- [What is being asked] Write out every entry precisely as given, leaving the pictures out.

- [Data extract]
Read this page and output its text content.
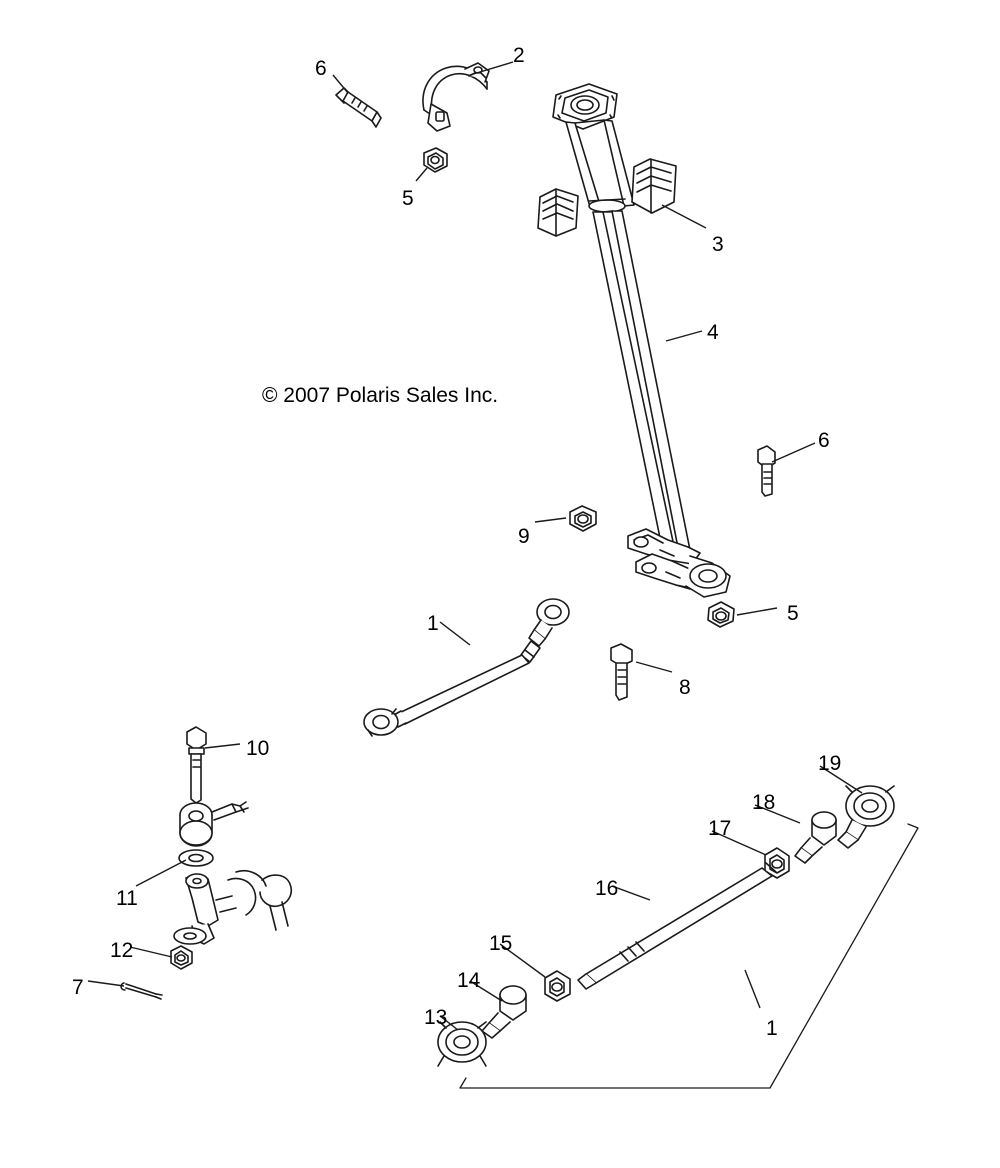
© 2007 Polaris Sales Inc.
6
2
5
3
4
6
9
5
1
8
10
19
18
17
11	16
12	15
7	14
1
13
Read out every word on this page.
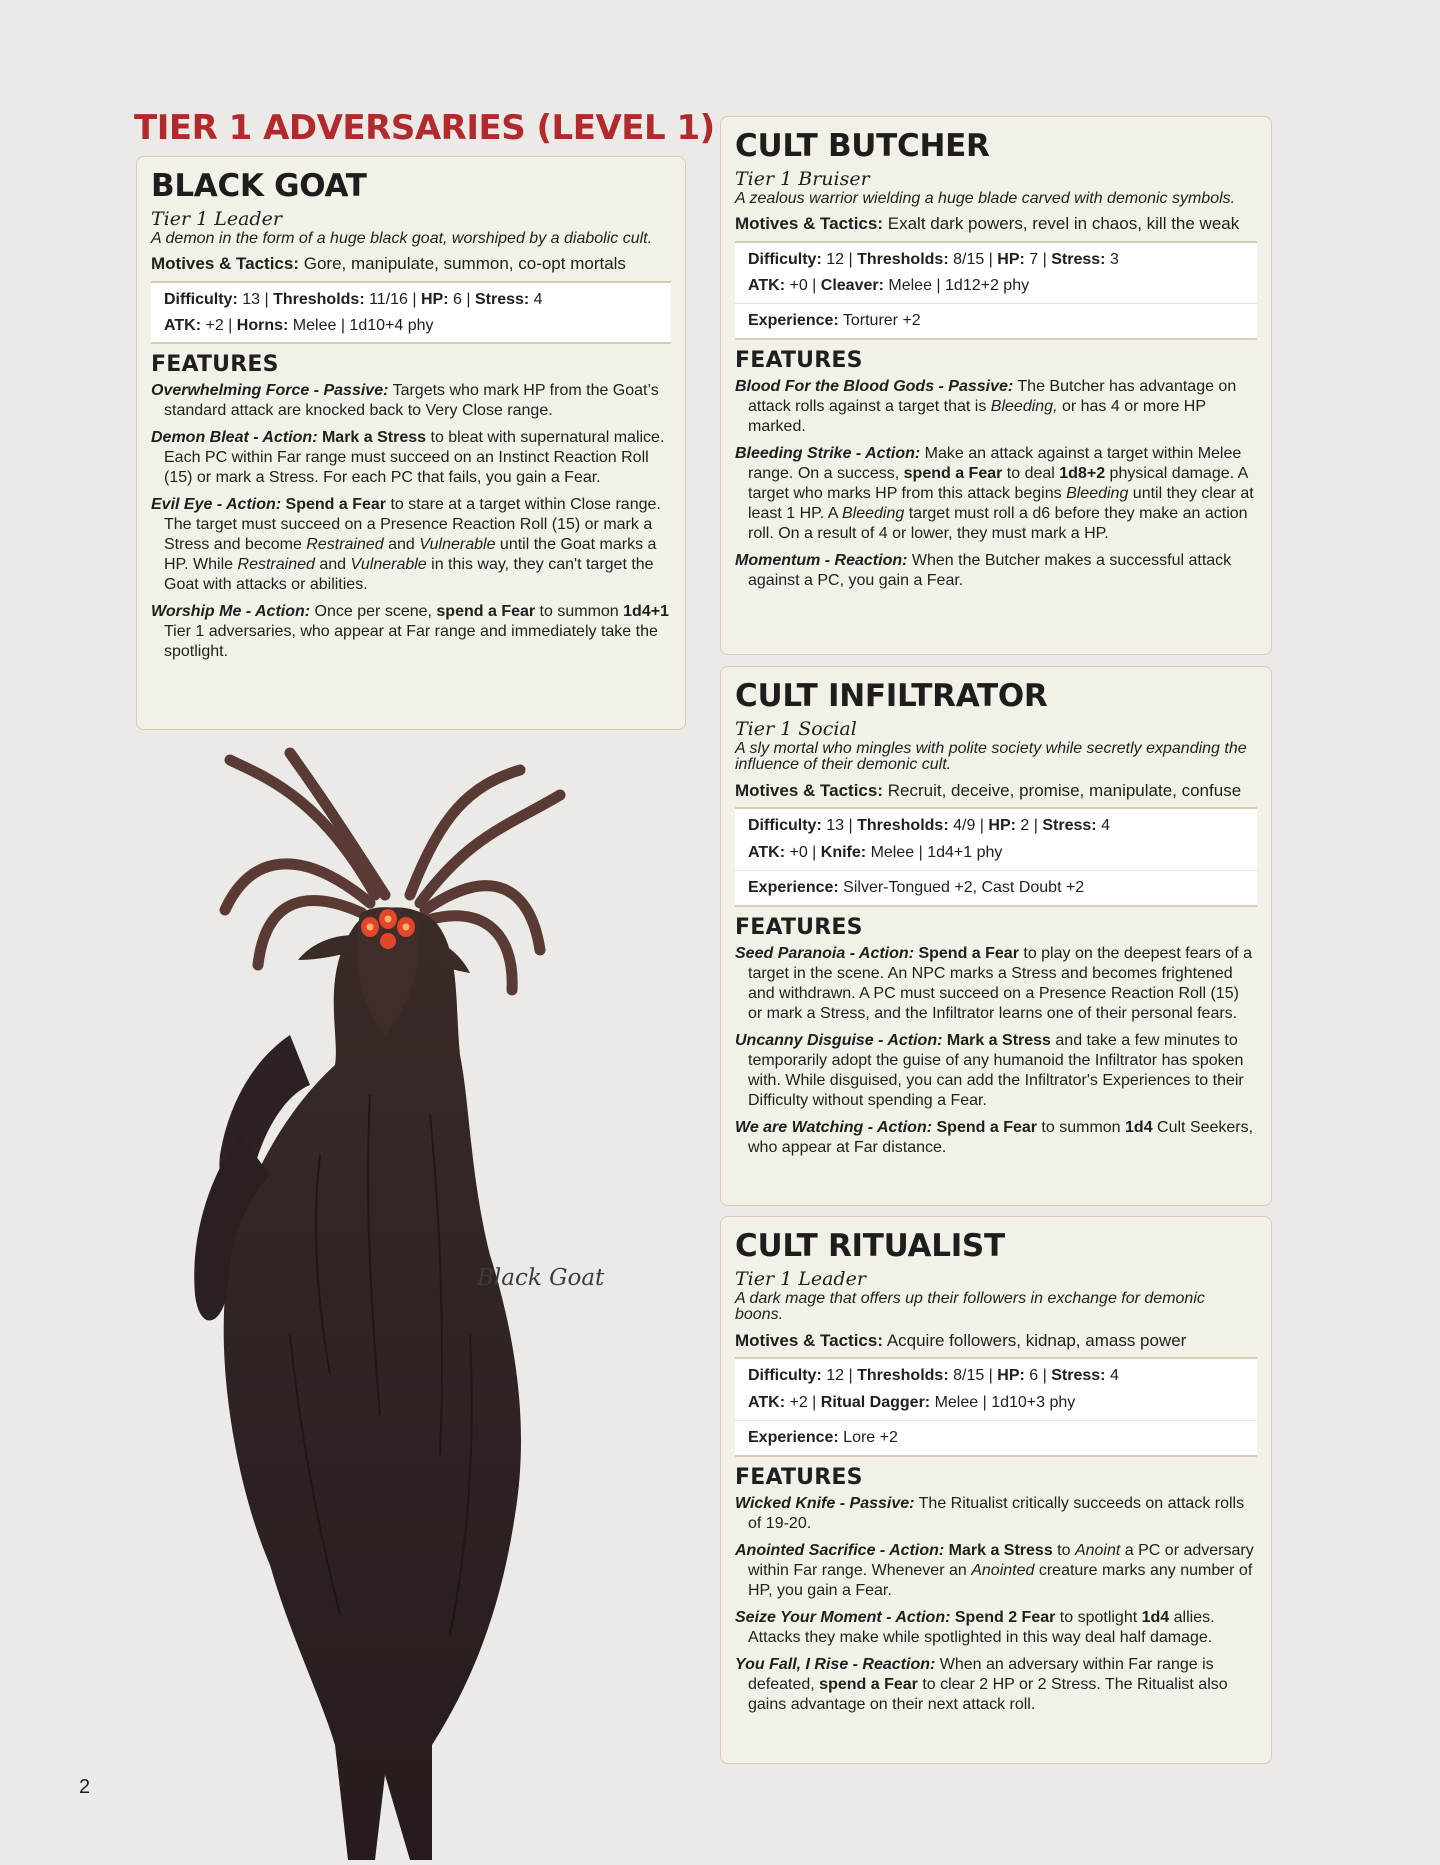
TIER 1 ADVERSARIES (LEVEL 1)
BLACK GOAT
Tier 1 Leader
A demon in the form of a huge black goat, worshiped by a diabolic cult.
Motives & Tactics: Gore, manipulate, summon, co-opt mortals
Difficulty: 13 | Thresholds: 11/16 | HP: 6 | Stress: 4
ATK: +2 | Horns: Melee | 1d10+4 phy
FEATURES

Overwhelming Force - Passive: Targets who mark HP from the Goat’s standard attack are knocked back to Very Close range.

Demon Bleat - Action: Mark a Stress to bleat with supernatural malice. Each PC within Far range must succeed on an Instinct Reaction Roll (15) or mark a Stress. For each PC that fails, you gain a Fear.

Evil Eye - Action: Spend a Fear to stare at a target within Close range. The target must succeed on a Presence Reaction Roll (15) or mark a Stress and become Restrained and Vulnerable until the Goat marks a HP. While Restrained and Vulnerable in this way, they can't target the Goat with attacks or abilities.

Worship Me - Action: Once per scene, spend a Fear to summon 1d4+1 Tier 1 adversaries, who appear at Far range and immediately take the spotlight.

Black Goat
CULT BUTCHER
Tier 1 Bruiser
A zealous warrior wielding a huge blade carved with demonic symbols.
Motives & Tactics: Exalt dark powers, revel in chaos, kill the weak
Difficulty: 12 | Thresholds: 8/15 | HP: 7 | Stress: 3
ATK: +0 | Cleaver: Melee | 1d12+2 phy
Experience: Torturer +2
FEATURES

Blood For the Blood Gods - Passive: The Butcher has advantage on attack rolls against a target that is Bleeding, or has 4 or more HP marked.

Bleeding Strike - Action: Make an attack against a target within Melee range. On a success, spend a Fear to deal 1d8+2 physical damage. A target who marks HP from this attack begins Bleeding until they clear at least 1 HP. A Bleeding target must roll a d6 before they make an action roll. On a result of 4 or lower, they must mark a HP.

Momentum - Reaction: When the Butcher makes a successful attack against a PC, you gain a Fear.

CULT INFILTRATOR
Tier 1 Social
A sly mortal who mingles with polite society while secretly expanding the influence of their demonic cult.
Motives & Tactics: Recruit, deceive, promise, manipulate, confuse
Difficulty: 13 | Thresholds: 4/9 | HP: 2 | Stress: 4
ATK: +0 | Knife: Melee | 1d4+1 phy
Experience: Silver-Tongued +2, Cast Doubt +2
FEATURES

Seed Paranoia - Action: Spend a Fear to play on the deepest fears of a target in the scene. An NPC marks a Stress and becomes frightened and withdrawn. A PC must succeed on a Presence Reaction Roll (15) or mark a Stress, and the Infiltrator learns one of their personal fears.

Uncanny Disguise - Action: Mark a Stress and take a few minutes to temporarily adopt the guise of any humanoid the Infiltrator has spoken with. While disguised, you can add the Infiltrator's Experiences to their Difficulty without spending a Fear.

We are Watching - Action: Spend a Fear to summon 1d4 Cult Seekers, who appear at Far distance.

CULT RITUALIST
Tier 1 Leader
A dark mage that offers up their followers in exchange for demonic boons.
Motives & Tactics: Acquire followers, kidnap, amass power
Difficulty: 12 | Thresholds: 8/15 | HP: 6 | Stress: 4
ATK: +2 | Ritual Dagger: Melee | 1d10+3 phy
Experience: Lore +2
FEATURES

Wicked Knife - Passive: The Ritualist critically succeeds on attack rolls of 19-20.

Anointed Sacrifice - Action: Mark a Stress to Anoint a PC or adversary within Far range. Whenever an Anointed creature marks any number of HP, you gain a Fear.

Seize Your Moment - Action: Spend 2 Fear to spotlight 1d4 allies. Attacks they make while spotlighted in this way deal half damage.

You Fall, I Rise - Reaction: When an adversary within Far range is defeated, spend a Fear to clear 2 HP or 2 Stress. The Ritualist also gains advantage on their next attack roll.

2
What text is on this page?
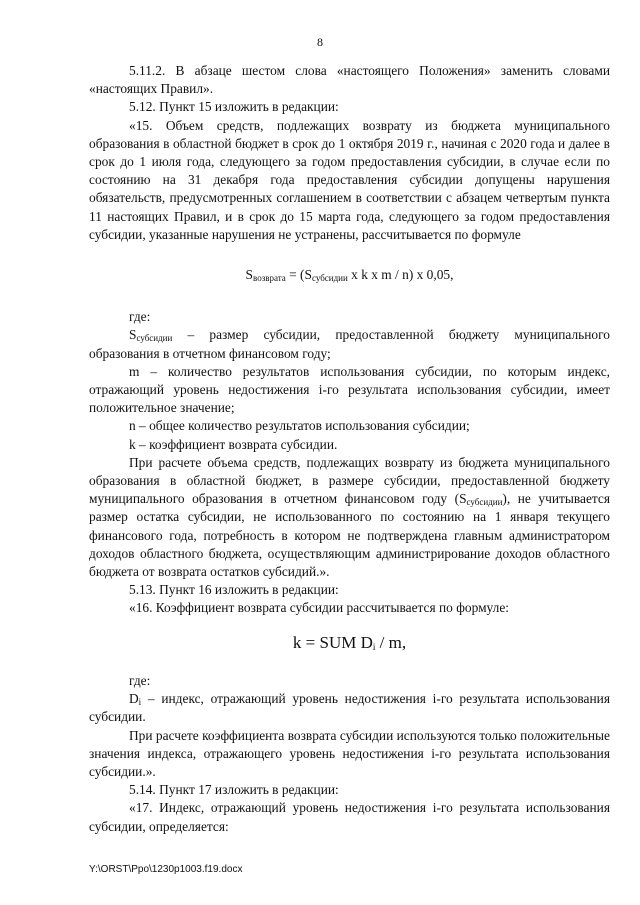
8

5.11.2. В абзаце шестом слова «настоящего Положения» заменить словами «настоящих Правил».

5.12. Пункт 15 изложить в редакции:

«15. Объем средств, подлежащих возврату из бюджета муниципального образования в областной бюджет в срок до 1 октября 2019 г., начиная с 2020 года и далее в срок до 1 июля года, следующего за годом предоставления субсидии, в случае если по состоянию на 31 декабря года предоставления субсидии допущены нарушения обязательств, предусмотренных соглашением в соответствии с абзацем четвертым пункта 11 настоящих Правил, и в срок до 15 марта года, следующего за годом предоставления субсидии, указанные нарушения не устранены, рассчитывается по формуле

$S_{возврата} = (S_{субсидии}$ x k x m / n) x 0,05,

где:

$S_{субсидии}$ – размер субсидии, предоставленной бюджету муниципального образования в отчетном финансовом году;

m – количество результатов использования субсидии, по которым индекс, отражающий уровень недостижения i-го результата использования субсидии, имеет положительное значение;

n – общее количество результатов использования субсидии;

k – коэффициент возврата субсидии.

При расчете объема средств, подлежащих возврату из бюджета муниципального образования в областной бюджет, в размере субсидии, предоставленной бюджету муниципального образования в отчетном финансовом году $(S_{субсидии})$, не учитывается размер остатка субсидии, не использованного по состоянию на 1 января текущего финансового года, потребность в котором не подтверждена главным администратором доходов областного бюджета, осуществляющим администрирование доходов областного бюджета от возврата остатков субсидий.».

5.13. Пункт 16 изложить в редакции:

«16. Коэффициент возврата субсидии рассчитывается по формуле:

k = SUM $D_i$ / m,

где:

$D_i$ – индекс, отражающий уровень недостижения i-го результата использования субсидии.

При расчете коэффициента возврата субсидии используются только положительные значения индекса, отражающего уровень недостижения i-го результата использования субсидии.».

5.14. Пункт 17 изложить в редакции:

«17. Индекс, отражающий уровень недостижения i-го результата использования субсидии, определяется:

Y:\ORST\Ppo\1230p1003.f19.docx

- [Written response]
Read this page and output its text content.
© 2007 Polaris Sales Inc.
6
2
5
3
4
6
9
5
1
8
10
19
18
17
11	16
12	15
7	14
1
13
Read out every word on this page.
TIER 1 ADVERSARIES (LEVEL 1)
BLACK GOAT
Tier 1 Leader
A demon in the form of a huge black goat, worshiped by a diabolic cult.
Motives & Tactics: Gore, manipulate, summon, co-opt mortals
Difficulty: 13 | Thresholds: 11/16 | HP: 6 | Stress: 4
ATK: +2 | Horns: Melee | 1d10+4 phy
FEATURES

Overwhelming Force - Passive: Targets who mark HP from the Goat’s standard attack are knocked back to Very Close range.

Demon Bleat - Action: Mark a Stress to bleat with supernatural malice. Each PC within Far range must succeed on an Instinct Reaction Roll (15) or mark a Stress. For each PC that fails, you gain a Fear.

Evil Eye - Action: Spend a Fear to stare at a target within Close range. The target must succeed on a Presence Reaction Roll (15) or mark a Stress and become Restrained and Vulnerable until the Goat marks a HP. While Restrained and Vulnerable in this way, they can't target the Goat with attacks or abilities.

Worship Me - Action: Once per scene, spend a Fear to summon 1d4+1 Tier 1 adversaries, who appear at Far range and immediately take the spotlight.

Black Goat
CULT BUTCHER
Tier 1 Bruiser
A zealous warrior wielding a huge blade carved with demonic symbols.
Motives & Tactics: Exalt dark powers, revel in chaos, kill the weak
Difficulty: 12 | Thresholds: 8/15 | HP: 7 | Stress: 3
ATK: +0 | Cleaver: Melee | 1d12+2 phy
Experience: Torturer +2
FEATURES

Blood For the Blood Gods - Passive: The Butcher has advantage on attack rolls against a target that is Bleeding, or has 4 or more HP marked.

Bleeding Strike - Action: Make an attack against a target within Melee range. On a success, spend a Fear to deal 1d8+2 physical damage. A target who marks HP from this attack begins Bleeding until they clear at least 1 HP. A Bleeding target must roll a d6 before they make an action roll. On a result of 4 or lower, they must mark a HP.

Momentum - Reaction: When the Butcher makes a successful attack against a PC, you gain a Fear.

CULT INFILTRATOR
Tier 1 Social
A sly mortal who mingles with polite society while secretly expanding the influence of their demonic cult.
Motives & Tactics: Recruit, deceive, promise, manipulate, confuse
Difficulty: 13 | Thresholds: 4/9 | HP: 2 | Stress: 4
ATK: +0 | Knife: Melee | 1d4+1 phy
Experience: Silver-Tongued +2, Cast Doubt +2
FEATURES

Seed Paranoia - Action: Spend a Fear to play on the deepest fears of a target in the scene. An NPC marks a Stress and becomes frightened and withdrawn. A PC must succeed on a Presence Reaction Roll (15) or mark a Stress, and the Infiltrator learns one of their personal fears.

Uncanny Disguise - Action: Mark a Stress and take a few minutes to temporarily adopt the guise of any humanoid the Infiltrator has spoken with. While disguised, you can add the Infiltrator's Experiences to their Difficulty without spending a Fear.

We are Watching - Action: Spend a Fear to summon 1d4 Cult Seekers, who appear at Far distance.

CULT RITUALIST
Tier 1 Leader
A dark mage that offers up their followers in exchange for demonic boons.
Motives & Tactics: Acquire followers, kidnap, amass power
Difficulty: 12 | Thresholds: 8/15 | HP: 6 | Stress: 4
ATK: +2 | Ritual Dagger: Melee | 1d10+3 phy
Experience: Lore +2
FEATURES

Wicked Knife - Passive: The Ritualist critically succeeds on attack rolls of 19-20.

Anointed Sacrifice - Action: Mark a Stress to Anoint a PC or adversary within Far range. Whenever an Anointed creature marks any number of HP, you gain a Fear.

Seize Your Moment - Action: Spend 2 Fear to spotlight 1d4 allies. Attacks they make while spotlighted in this way deal half damage.

You Fall, I Rise - Reaction: When an adversary within Far range is defeated, spend a Fear to clear 2 HP or 2 Stress. The Ritualist also gains advantage on their next attack roll.

2
What text is on this page?
8

5.11.2. В абзаце шестом слова «настоящего Положения» заменить словами «настоящих Правил».

5.12. Пункт 15 изложить в редакции:

«15. Объем средств, подлежащих возврату из бюджета муниципального образования в областной бюджет в срок до 1 октября 2019 г., начиная с 2020 года и далее в срок до 1 июля года, следующего за годом предоставления субсидии, в случае если по состоянию на 31 декабря года предоставления субсидии допущены нарушения обязательств, предусмотренных соглашением в соответствии с абзацем четвертым пункта 11 настоящих Правил, и в срок до 15 марта года, следующего за годом предоставления субсидии, указанные нарушения не устранены, рассчитывается по формуле

$S_{возврата} = (S_{субсидии}$ x k x m / n) x 0,05,

где:

$S_{субсидии}$ – размер субсидии, предоставленной бюджету муниципального образования в отчетном финансовом году;

m – количество результатов использования субсидии, по которым индекс, отражающий уровень недостижения i-го результата использования субсидии, имеет положительное значение;

n – общее количество результатов использования субсидии;

k – коэффициент возврата субсидии.

При расчете объема средств, подлежащих возврату из бюджета муниципального образования в областной бюджет, в размере субсидии, предоставленной бюджету муниципального образования в отчетном финансовом году $(S_{субсидии})$, не учитывается размер остатка субсидии, не использованного по состоянию на 1 января текущего финансового года, потребность в котором не подтверждена главным администратором доходов областного бюджета, осуществляющим администрирование доходов областного бюджета от возврата остатков субсидий.».

5.13. Пункт 16 изложить в редакции:

«16. Коэффициент возврата субсидии рассчитывается по формуле:

k = SUM $D_i$ / m,

где:

$D_i$ – индекс, отражающий уровень недостижения i-го результата использования субсидии.

При расчете коэффициента возврата субсидии используются только положительные значения индекса, отражающего уровень недостижения i-го результата использования субсидии.».

5.14. Пункт 17 изложить в редакции:

«17. Индекс, отражающий уровень недостижения i-го результата использования субсидии, определяется:

Y:\ORST\Ppo\1230p1003.f19.docx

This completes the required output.